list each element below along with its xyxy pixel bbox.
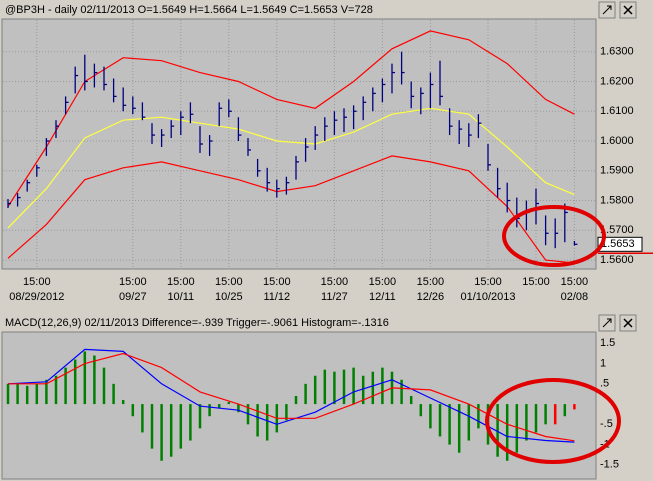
x-tick-date: 12/11	[369, 291, 396, 303]
x-tick-date: 09/27	[119, 291, 147, 303]
price-plot-area	[1, 18, 597, 270]
x-tick-date: 11/27	[321, 291, 348, 303]
x-tick-label: 15:00	[321, 276, 349, 288]
y-tick-label: 1.6300	[600, 46, 634, 58]
annotation-circle	[485, 378, 621, 464]
y-tick-label: 1.5700	[600, 224, 634, 236]
last-price-label: 1.5653	[601, 238, 635, 250]
x-tick-date: 10/25	[215, 291, 243, 303]
x-tick-label: 15:00	[474, 276, 502, 288]
x-tick-label: 15:00	[119, 276, 147, 288]
x-tick-label: 15:00	[215, 276, 243, 288]
close-icon	[623, 318, 633, 328]
x-tick-label: 15:00	[522, 276, 550, 288]
last-price-box	[597, 236, 643, 252]
x-tick-date: 08/29/2012	[9, 291, 64, 303]
y-tick-label: 1	[600, 357, 606, 369]
x-tick-label: 15:00	[167, 276, 195, 288]
x-tick-label: 15:00	[561, 276, 589, 288]
x-tick-date: 12/26	[417, 291, 445, 303]
y-tick-label: 1.6000	[600, 135, 634, 147]
y-tick-label: -.5	[600, 418, 613, 430]
x-tick-label: 15:00	[263, 276, 291, 288]
y-tick-label: 1.5600	[600, 254, 634, 266]
line-middle	[7, 107, 575, 229]
macd-title: MACD(12,26,9) 02/11/2013 Difference=-.93…	[5, 317, 389, 329]
x-tick-date: 11/12	[263, 291, 290, 303]
y-tick-label: .5	[600, 378, 609, 390]
line-lower	[7, 155, 575, 264]
y-tick-label: 1.5	[600, 337, 615, 349]
x-tick-date: 01/10/2013	[460, 291, 515, 303]
x-tick-label: 15:00	[23, 276, 51, 288]
price-title: @BP3H - daily 02/11/2013 O=1.5649 H=1.56…	[5, 4, 373, 16]
maximize-icon	[602, 318, 612, 328]
x-tick-date: 10/11	[167, 291, 194, 303]
y-tick-label: 1.5800	[600, 194, 634, 206]
close-icon	[623, 5, 633, 15]
y-tick-label: 1.6100	[600, 105, 634, 117]
x-tick-date: 02/08	[561, 291, 589, 303]
annotation-circle	[502, 205, 606, 267]
x-tick-label: 15:00	[369, 276, 397, 288]
y-tick-label: -1.5	[600, 459, 619, 471]
x-tick-label: 15:00	[417, 276, 445, 288]
maximize-icon	[602, 5, 612, 15]
y-tick-label: 1.6200	[600, 75, 634, 87]
y-tick-label: 1.5900	[600, 165, 634, 177]
plot-layer: 1.6300 1.6200 1.6100 1.6000 1.5900 1.5800 1.57…	[3, 20, 653, 471]
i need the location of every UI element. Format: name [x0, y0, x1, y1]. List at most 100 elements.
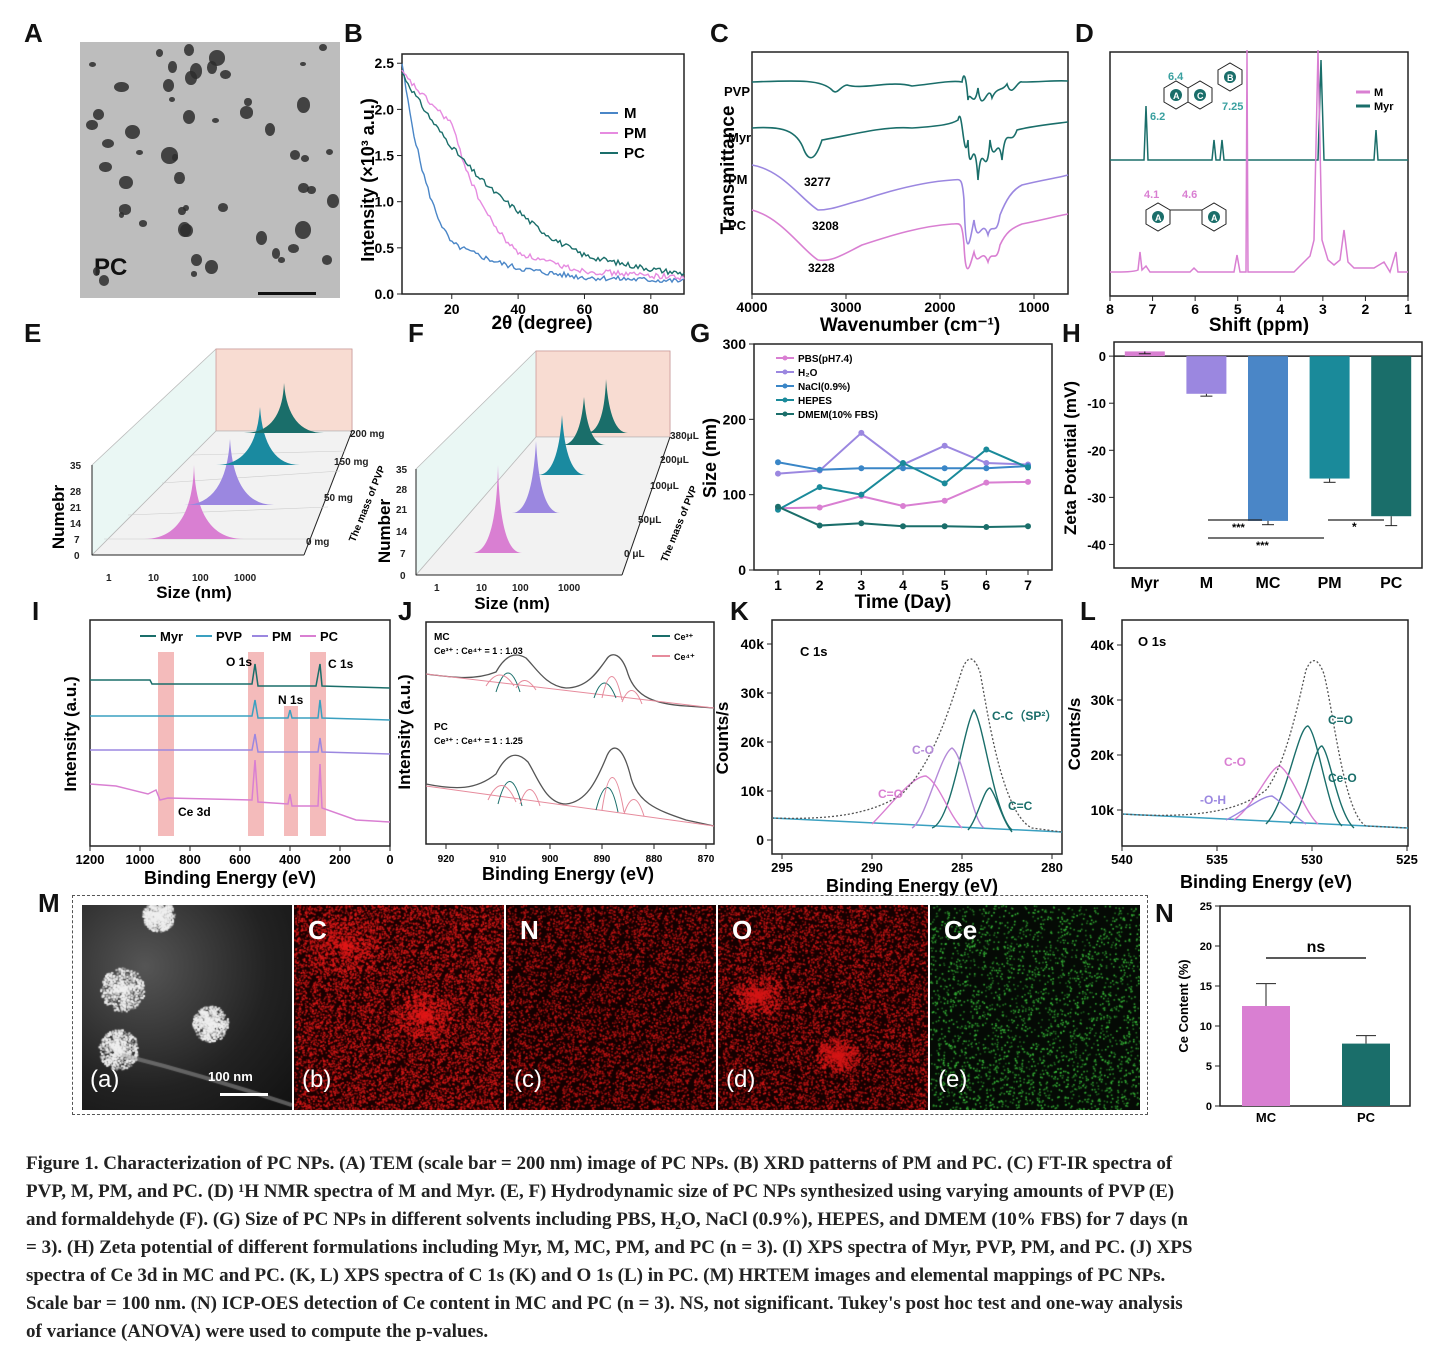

[Your objective] Can you return, unchanged and in order, the stretch of the records that opens with the line containing "291, 396, 303]" and closes with the line containing "236, 643, 252]", including both of those lines?

[Answer to this exercise]
x-tick-date: 12/11	[369, 291, 396, 303]
x-tick-date: 09/27	[119, 291, 147, 303]
price-plot-area	[1, 18, 597, 270]
x-tick-date: 11/27	[321, 291, 348, 303]
x-tick-label: 15:00	[321, 276, 349, 288]
y-tick-label: 1.6300	[600, 46, 634, 58]
annotation-circle	[485, 378, 621, 464]
y-tick-label: 1.5700	[600, 224, 634, 236]
last-price-label: 1.5653	[601, 238, 635, 250]
x-tick-date: 10/25	[215, 291, 243, 303]
x-tick-label: 15:00	[474, 276, 502, 288]
x-tick-label: 15:00	[119, 276, 147, 288]
x-tick-label: 15:00	[215, 276, 243, 288]
close-icon	[623, 318, 633, 328]
x-tick-label: 15:00	[522, 276, 550, 288]
last-price-box	[597, 236, 643, 252]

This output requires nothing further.